__Stated goal__: Transcribe the entries below exactly; leave every image out.

__Given information__:
┌────────

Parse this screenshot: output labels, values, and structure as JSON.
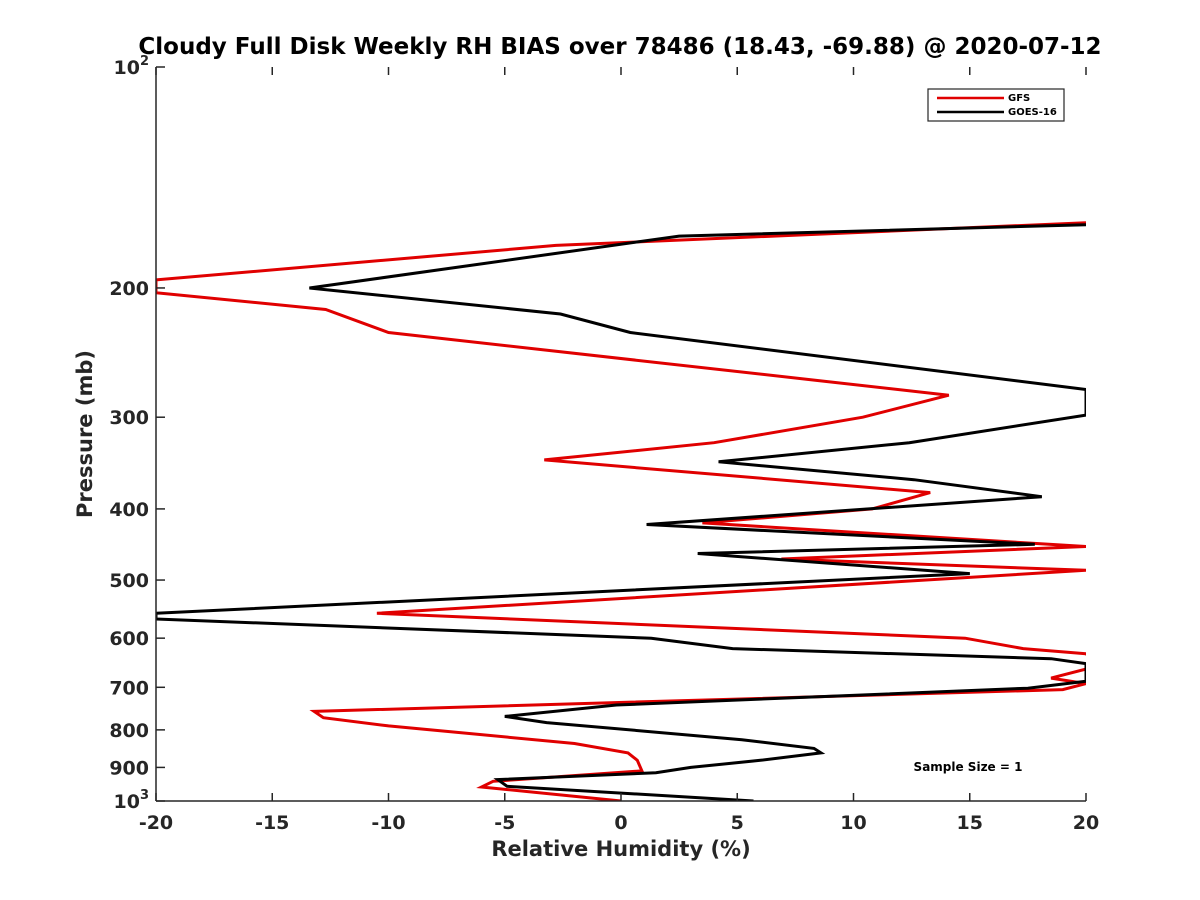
{
  "chart_data": {
    "type": "line",
    "title": "Cloudy Full Disk Weekly RH BIAS over 78486 (18.43, -69.88) @ 2020-07-12",
    "xlabel": "Relative Humidity (%)",
    "ylabel": "Pressure (mb)",
    "xlim": [
      -20,
      20
    ],
    "ylim": [
      100,
      1000
    ],
    "y_scale": "log",
    "y_reversed": true,
    "grid": false,
    "legend_position": "top-right",
    "x_ticks": [
      "-20",
      "-15",
      "-10",
      "-5",
      "0",
      "5",
      "10",
      "15",
      "20"
    ],
    "x_tick_values": [
      -20,
      -15,
      -10,
      -5,
      0,
      5,
      10,
      15,
      20
    ],
    "y_ticks": [
      {
        "value": 100,
        "base": "10",
        "exp": "2"
      },
      {
        "value": 200,
        "label": "200"
      },
      {
        "value": 300,
        "label": "300"
      },
      {
        "value": 400,
        "label": "400"
      },
      {
        "value": 500,
        "label": "500"
      },
      {
        "value": 600,
        "label": "600"
      },
      {
        "value": 700,
        "label": "700"
      },
      {
        "value": 800,
        "label": "800"
      },
      {
        "value": 900,
        "label": "900"
      },
      {
        "value": 1000,
        "base": "10",
        "exp": "3"
      }
    ],
    "series": [
      {
        "name": "GFS",
        "color": "#e00000",
        "points": [
          [
            0.0,
            1000
          ],
          [
            -6.0,
            957
          ],
          [
            -5.5,
            940
          ],
          [
            0.9,
            910
          ],
          [
            0.7,
            880
          ],
          [
            0.3,
            860
          ],
          [
            -2.0,
            835
          ],
          [
            -10.0,
            790
          ],
          [
            -12.8,
            770
          ],
          [
            -13.2,
            755
          ],
          [
            19.0,
            705
          ],
          [
            20.0,
            692
          ],
          [
            18.5,
            680
          ],
          [
            20.5,
            655
          ],
          [
            20.0,
            630
          ],
          [
            17.3,
            620
          ],
          [
            14.8,
            600
          ],
          [
            -10.5,
            555
          ],
          [
            20.0,
            485
          ],
          [
            6.9,
            468
          ],
          [
            20.0,
            450
          ],
          [
            3.5,
            418
          ],
          [
            10.8,
            400
          ],
          [
            13.3,
            380
          ],
          [
            -3.3,
            343
          ],
          [
            4.0,
            325
          ],
          [
            10.4,
            300
          ],
          [
            14.1,
            280
          ],
          [
            -10.0,
            230
          ],
          [
            -12.7,
            214
          ],
          [
            -20.0,
            203
          ],
          [
            -20.0,
            195
          ],
          [
            -2.8,
            175
          ],
          [
            20.0,
            163
          ]
        ]
      },
      {
        "name": "GOES-16",
        "color": "#000000",
        "points": [
          [
            5.7,
            1000
          ],
          [
            -4.9,
            955
          ],
          [
            -5.3,
            935
          ],
          [
            1.5,
            915
          ],
          [
            3.0,
            900
          ],
          [
            6.0,
            880
          ],
          [
            8.6,
            860
          ],
          [
            8.3,
            848
          ],
          [
            5.2,
            825
          ],
          [
            -3.2,
            782
          ],
          [
            -5.0,
            767
          ],
          [
            -0.2,
            740
          ],
          [
            17.5,
            702
          ],
          [
            20.0,
            687
          ],
          [
            20.0,
            650
          ],
          [
            18.5,
            640
          ],
          [
            4.8,
            620
          ],
          [
            1.3,
            600
          ],
          [
            -20.0,
            565
          ],
          [
            -20.0,
            555
          ],
          [
            15.0,
            490
          ],
          [
            3.3,
            460
          ],
          [
            17.8,
            447
          ],
          [
            1.1,
            420
          ],
          [
            18.1,
            385
          ],
          [
            12.6,
            365
          ],
          [
            4.2,
            345
          ],
          [
            12.4,
            325
          ],
          [
            20.0,
            298
          ],
          [
            20.0,
            275
          ],
          [
            0.4,
            230
          ],
          [
            -2.6,
            217
          ],
          [
            -13.4,
            200
          ],
          [
            2.5,
            170
          ],
          [
            20.0,
            164
          ]
        ]
      }
    ],
    "annotations": [
      {
        "text": "Sample Size = 1",
        "x": 15,
        "y": 900
      }
    ]
  }
}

└────────

__In response__:
Parse this screenshot: output labels, values, and structure as JSON.
{
  "chart_data": {
    "type": "line",
    "title": "Cloudy Full Disk Weekly RH BIAS over 78486 (18.43, -69.88) @ 2020-07-12",
    "xlabel": "Relative Humidity (%)",
    "ylabel": "Pressure (mb)",
    "xlim": [
      -20,
      20
    ],
    "ylim": [
      100,
      1000
    ],
    "y_scale": "log",
    "y_reversed": true,
    "grid": false,
    "legend_position": "top-right",
    "x_ticks": [
      "-20",
      "-15",
      "-10",
      "-5",
      "0",
      "5",
      "10",
      "15",
      "20"
    ],
    "x_tick_values": [
      -20,
      -15,
      -10,
      -5,
      0,
      5,
      10,
      15,
      20
    ],
    "y_ticks": [
      {
        "value": 100,
        "base": "10",
        "exp": "2"
      },
      {
        "value": 200,
        "label": "200"
      },
      {
        "value": 300,
        "label": "300"
      },
      {
        "value": 400,
        "label": "400"
      },
      {
        "value": 500,
        "label": "500"
      },
      {
        "value": 600,
        "label": "600"
      },
      {
        "value": 700,
        "label": "700"
      },
      {
        "value": 800,
        "label": "800"
      },
      {
        "value": 900,
        "label": "900"
      },
      {
        "value": 1000,
        "base": "10",
        "exp": "3"
      }
    ],
    "series": [
      {
        "name": "GFS",
        "color": "#e00000",
        "points": [
          [
            0.0,
            1000
          ],
          [
            -6.0,
            957
          ],
          [
            -5.5,
            940
          ],
          [
            0.9,
            910
          ],
          [
            0.7,
            880
          ],
          [
            0.3,
            860
          ],
          [
            -2.0,
            835
          ],
          [
            -10.0,
            790
          ],
          [
            -12.8,
            770
          ],
          [
            -13.2,
            755
          ],
          [
            19.0,
            705
          ],
          [
            20.0,
            692
          ],
          [
            18.5,
            680
          ],
          [
            20.5,
            655
          ],
          [
            20.0,
            630
          ],
          [
            17.3,
            620
          ],
          [
            14.8,
            600
          ],
          [
            -10.5,
            555
          ],
          [
            20.0,
            485
          ],
          [
            6.9,
            468
          ],
          [
            20.0,
            450
          ],
          [
            3.5,
            418
          ],
          [
            10.8,
            400
          ],
          [
            13.3,
            380
          ],
          [
            -3.3,
            343
          ],
          [
            4.0,
            325
          ],
          [
            10.4,
            300
          ],
          [
            14.1,
            280
          ],
          [
            -10.0,
            230
          ],
          [
            -12.7,
            214
          ],
          [
            -20.0,
            203
          ],
          [
            -20.0,
            195
          ],
          [
            -2.8,
            175
          ],
          [
            20.0,
            163
          ]
        ]
      },
      {
        "name": "GOES-16",
        "color": "#000000",
        "points": [
          [
            5.7,
            1000
          ],
          [
            -4.9,
            955
          ],
          [
            -5.3,
            935
          ],
          [
            1.5,
            915
          ],
          [
            3.0,
            900
          ],
          [
            6.0,
            880
          ],
          [
            8.6,
            860
          ],
          [
            8.3,
            848
          ],
          [
            5.2,
            825
          ],
          [
            -3.2,
            782
          ],
          [
            -5.0,
            767
          ],
          [
            -0.2,
            740
          ],
          [
            17.5,
            702
          ],
          [
            20.0,
            687
          ],
          [
            20.0,
            650
          ],
          [
            18.5,
            640
          ],
          [
            4.8,
            620
          ],
          [
            1.3,
            600
          ],
          [
            -20.0,
            565
          ],
          [
            -20.0,
            555
          ],
          [
            15.0,
            490
          ],
          [
            3.3,
            460
          ],
          [
            17.8,
            447
          ],
          [
            1.1,
            420
          ],
          [
            18.1,
            385
          ],
          [
            12.6,
            365
          ],
          [
            4.2,
            345
          ],
          [
            12.4,
            325
          ],
          [
            20.0,
            298
          ],
          [
            20.0,
            275
          ],
          [
            0.4,
            230
          ],
          [
            -2.6,
            217
          ],
          [
            -13.4,
            200
          ],
          [
            2.5,
            170
          ],
          [
            20.0,
            164
          ]
        ]
      }
    ],
    "annotations": [
      {
        "text": "Sample Size = 1",
        "x": 15,
        "y": 900
      }
    ]
  }
}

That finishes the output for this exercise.